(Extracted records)
★ ★ ★ ★
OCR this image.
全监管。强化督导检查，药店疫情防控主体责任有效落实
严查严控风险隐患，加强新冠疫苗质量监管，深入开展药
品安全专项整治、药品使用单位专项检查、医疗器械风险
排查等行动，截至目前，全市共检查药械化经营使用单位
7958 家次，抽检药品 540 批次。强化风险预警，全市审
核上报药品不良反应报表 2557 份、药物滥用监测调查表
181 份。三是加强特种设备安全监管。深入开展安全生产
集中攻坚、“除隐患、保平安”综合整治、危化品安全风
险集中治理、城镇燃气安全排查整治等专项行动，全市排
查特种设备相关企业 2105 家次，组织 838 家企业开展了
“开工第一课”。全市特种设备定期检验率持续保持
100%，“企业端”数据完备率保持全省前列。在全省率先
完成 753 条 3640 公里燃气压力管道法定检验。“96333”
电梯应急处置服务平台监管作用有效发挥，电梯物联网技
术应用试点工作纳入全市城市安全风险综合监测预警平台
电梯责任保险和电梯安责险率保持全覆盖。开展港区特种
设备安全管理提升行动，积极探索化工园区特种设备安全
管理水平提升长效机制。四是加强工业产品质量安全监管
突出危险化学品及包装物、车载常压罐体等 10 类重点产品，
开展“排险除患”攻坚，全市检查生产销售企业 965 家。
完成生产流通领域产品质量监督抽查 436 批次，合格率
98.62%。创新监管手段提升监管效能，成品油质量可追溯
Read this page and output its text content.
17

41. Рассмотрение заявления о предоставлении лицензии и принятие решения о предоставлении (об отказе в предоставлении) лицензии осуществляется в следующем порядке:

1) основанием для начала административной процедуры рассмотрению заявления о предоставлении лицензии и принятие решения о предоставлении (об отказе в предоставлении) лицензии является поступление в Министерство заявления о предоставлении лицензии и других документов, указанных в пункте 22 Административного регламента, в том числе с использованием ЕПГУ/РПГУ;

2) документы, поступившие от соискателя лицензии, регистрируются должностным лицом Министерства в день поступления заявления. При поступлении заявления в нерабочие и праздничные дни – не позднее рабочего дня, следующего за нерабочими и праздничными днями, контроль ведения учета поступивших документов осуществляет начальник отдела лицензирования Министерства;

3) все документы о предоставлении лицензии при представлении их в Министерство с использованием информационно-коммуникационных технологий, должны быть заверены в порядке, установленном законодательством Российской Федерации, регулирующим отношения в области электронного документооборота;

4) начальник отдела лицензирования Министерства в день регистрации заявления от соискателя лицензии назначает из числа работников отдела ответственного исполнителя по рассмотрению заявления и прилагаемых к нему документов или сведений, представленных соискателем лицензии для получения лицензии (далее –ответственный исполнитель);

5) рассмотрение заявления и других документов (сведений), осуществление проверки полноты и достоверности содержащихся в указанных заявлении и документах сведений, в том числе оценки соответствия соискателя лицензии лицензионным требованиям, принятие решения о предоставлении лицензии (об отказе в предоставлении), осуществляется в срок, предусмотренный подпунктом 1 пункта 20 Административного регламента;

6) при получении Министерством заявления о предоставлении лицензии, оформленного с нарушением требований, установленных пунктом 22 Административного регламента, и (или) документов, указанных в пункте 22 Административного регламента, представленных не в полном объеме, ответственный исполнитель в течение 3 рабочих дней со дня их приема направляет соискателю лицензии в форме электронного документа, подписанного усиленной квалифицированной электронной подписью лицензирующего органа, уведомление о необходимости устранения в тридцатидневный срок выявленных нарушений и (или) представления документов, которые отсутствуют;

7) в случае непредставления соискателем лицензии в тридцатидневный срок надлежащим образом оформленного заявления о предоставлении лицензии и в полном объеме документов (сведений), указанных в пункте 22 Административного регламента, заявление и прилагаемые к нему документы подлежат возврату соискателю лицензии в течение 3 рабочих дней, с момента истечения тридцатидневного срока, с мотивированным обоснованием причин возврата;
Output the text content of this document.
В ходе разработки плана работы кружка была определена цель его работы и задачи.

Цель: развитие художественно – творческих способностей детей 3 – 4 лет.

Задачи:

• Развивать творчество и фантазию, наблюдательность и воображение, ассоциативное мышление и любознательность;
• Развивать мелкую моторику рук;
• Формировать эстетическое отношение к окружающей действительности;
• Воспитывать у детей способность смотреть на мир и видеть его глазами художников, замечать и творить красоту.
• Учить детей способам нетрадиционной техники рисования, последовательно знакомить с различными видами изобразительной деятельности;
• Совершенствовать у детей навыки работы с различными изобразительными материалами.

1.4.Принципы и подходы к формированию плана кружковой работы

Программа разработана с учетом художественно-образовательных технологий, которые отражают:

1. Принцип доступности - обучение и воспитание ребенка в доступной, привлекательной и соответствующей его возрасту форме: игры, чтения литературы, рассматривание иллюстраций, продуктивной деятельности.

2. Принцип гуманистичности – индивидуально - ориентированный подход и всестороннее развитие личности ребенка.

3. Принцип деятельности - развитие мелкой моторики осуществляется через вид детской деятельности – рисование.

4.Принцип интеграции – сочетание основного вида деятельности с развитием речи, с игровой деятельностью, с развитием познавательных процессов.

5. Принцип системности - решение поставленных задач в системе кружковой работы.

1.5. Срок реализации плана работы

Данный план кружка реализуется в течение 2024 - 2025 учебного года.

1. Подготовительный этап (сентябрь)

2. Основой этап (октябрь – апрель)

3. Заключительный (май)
★ ★ ★ ★
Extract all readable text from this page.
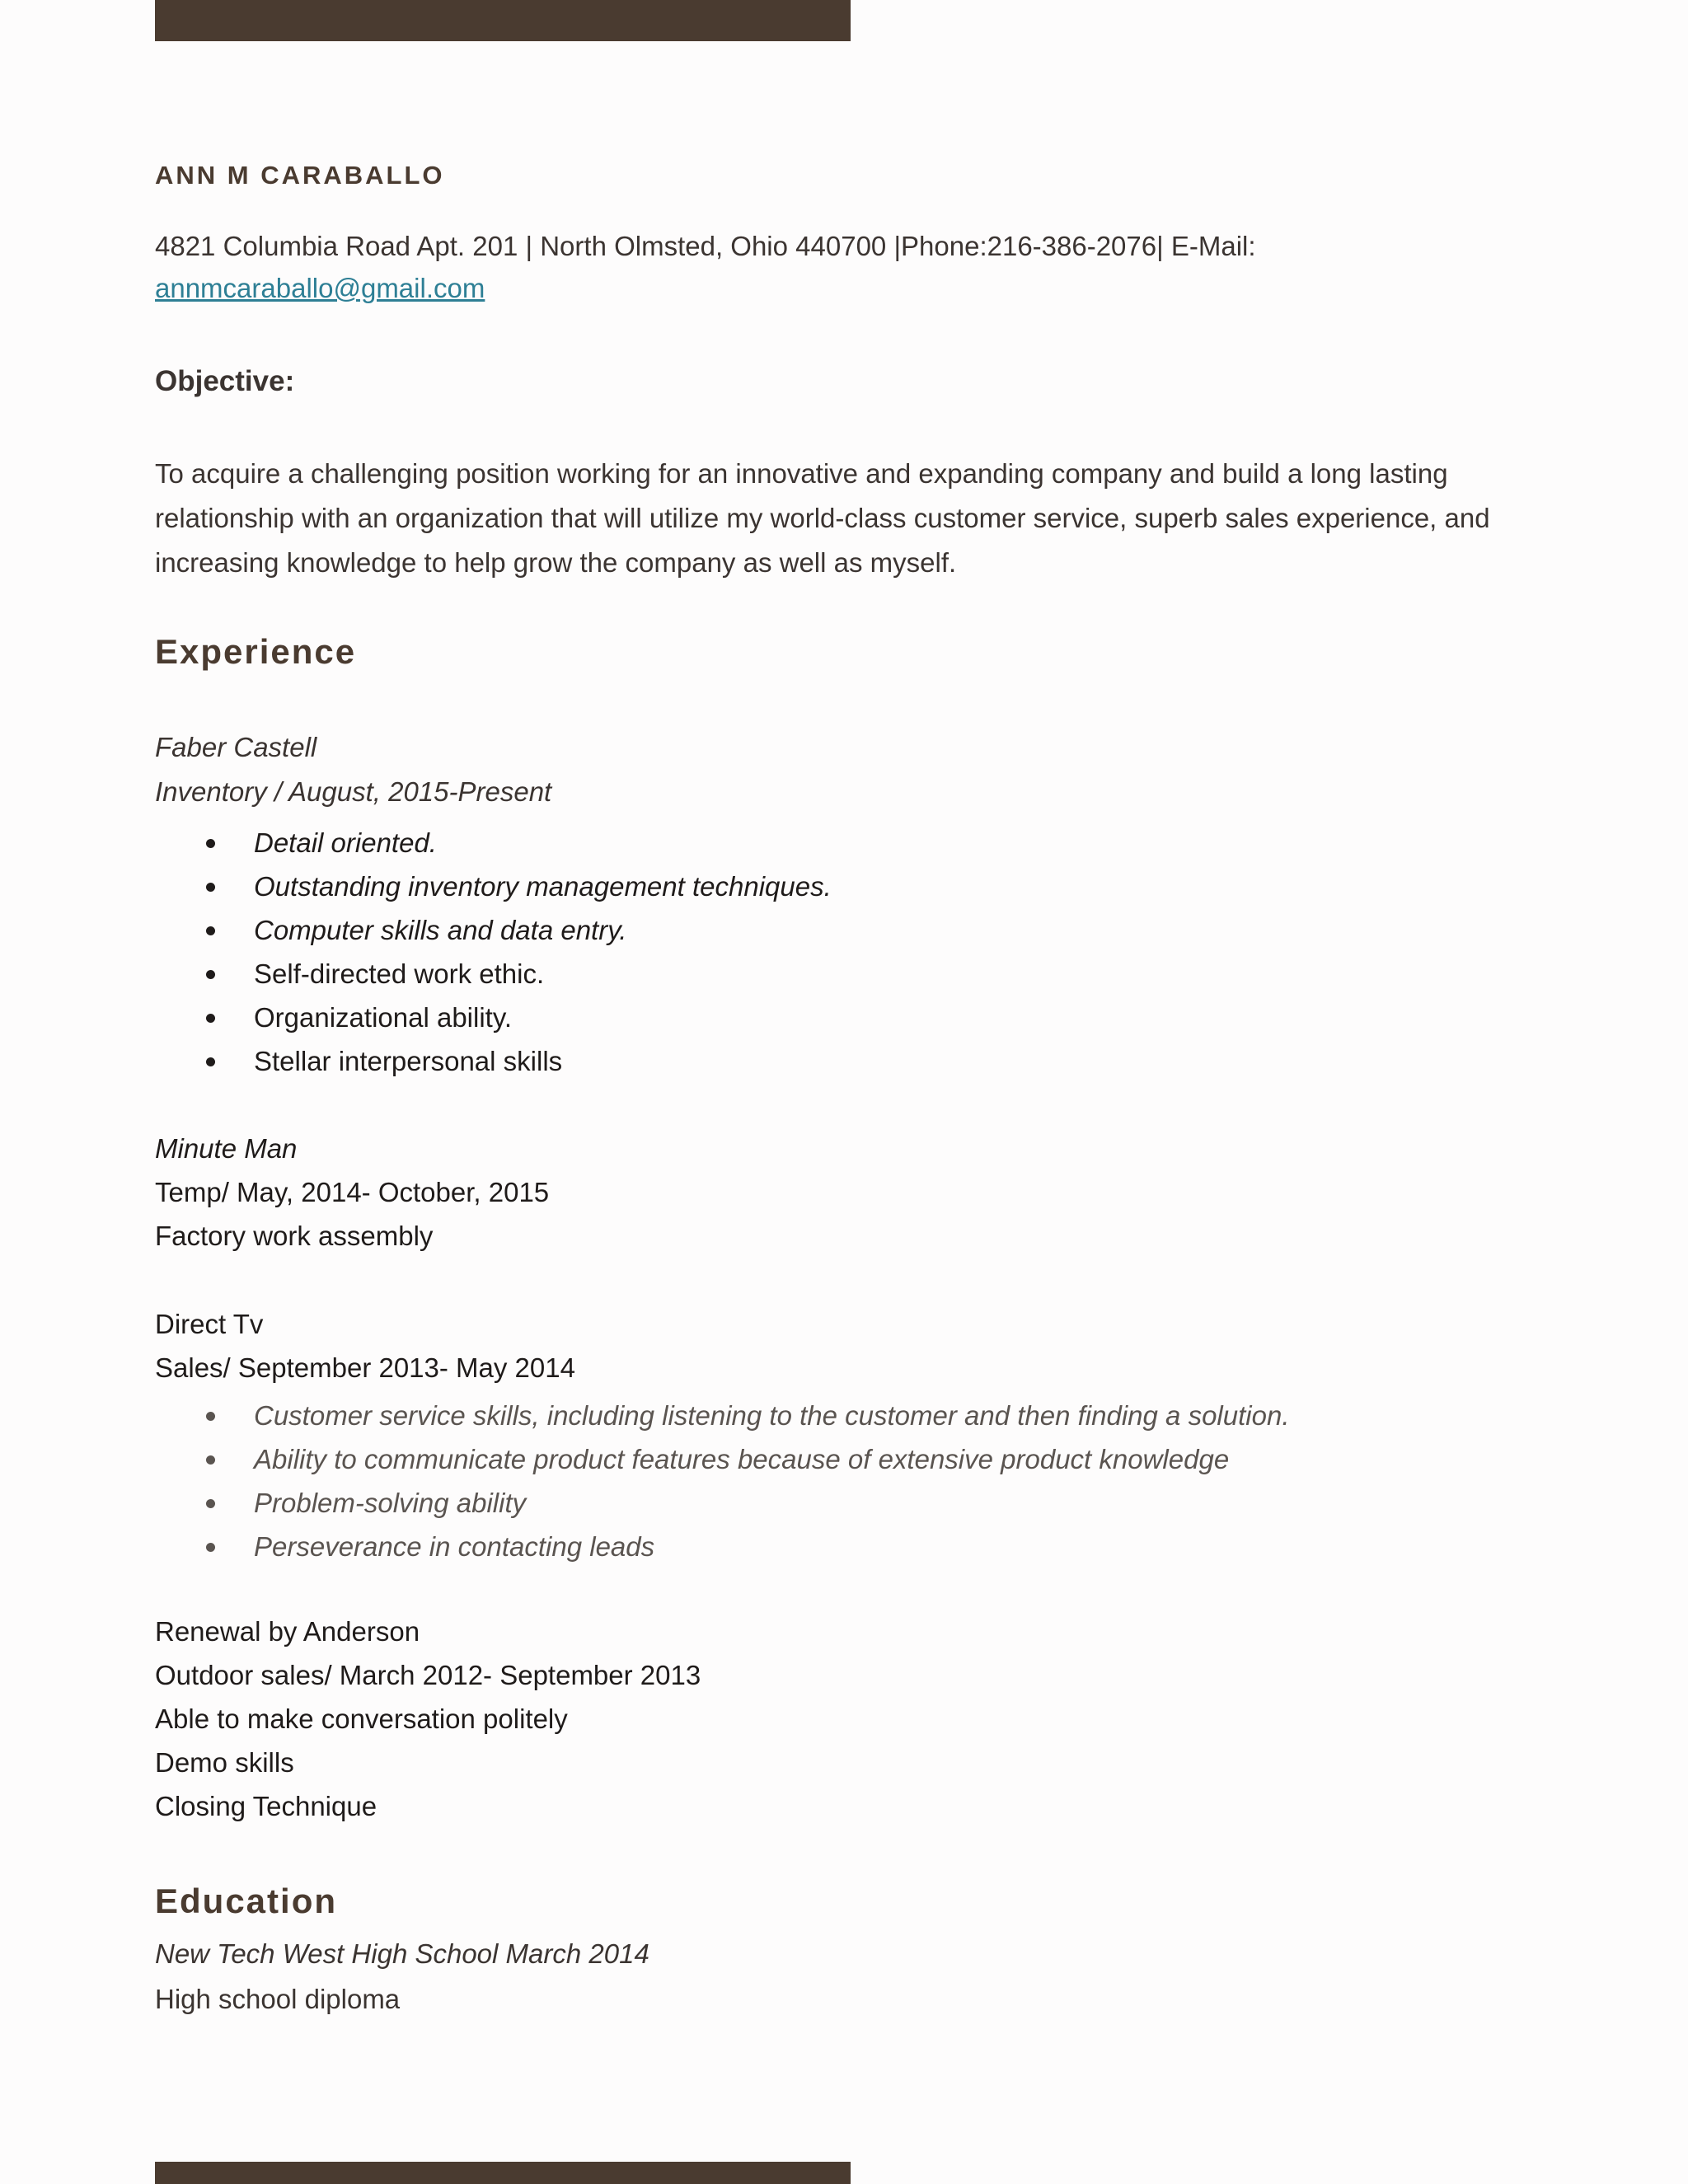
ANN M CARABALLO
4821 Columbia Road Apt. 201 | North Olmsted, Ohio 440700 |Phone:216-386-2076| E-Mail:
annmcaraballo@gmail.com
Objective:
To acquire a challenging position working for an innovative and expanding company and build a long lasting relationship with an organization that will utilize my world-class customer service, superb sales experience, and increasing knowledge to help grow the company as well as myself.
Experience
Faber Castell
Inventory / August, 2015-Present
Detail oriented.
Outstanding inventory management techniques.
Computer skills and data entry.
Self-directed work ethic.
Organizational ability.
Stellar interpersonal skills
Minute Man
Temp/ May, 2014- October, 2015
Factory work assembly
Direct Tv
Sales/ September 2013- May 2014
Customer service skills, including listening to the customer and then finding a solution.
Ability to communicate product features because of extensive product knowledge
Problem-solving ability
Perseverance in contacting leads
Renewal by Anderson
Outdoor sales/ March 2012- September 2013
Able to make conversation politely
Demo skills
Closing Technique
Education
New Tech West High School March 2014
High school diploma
★ ★ ★ ★
Requirement » From the data above, copy out every line with the string "ребенка" in it.

Reply to the exercise »
1. Принцип доступности - обучение и воспитание ребенка в доступной, привлекательной и соответствующей его возрасту форме: игры, чтения литературы, рассматривание иллюстраций, продуктивной деятельности.
2. Принцип гуманистичности – индивидуально - ориентированный подход и всестороннее развитие личности ребенка.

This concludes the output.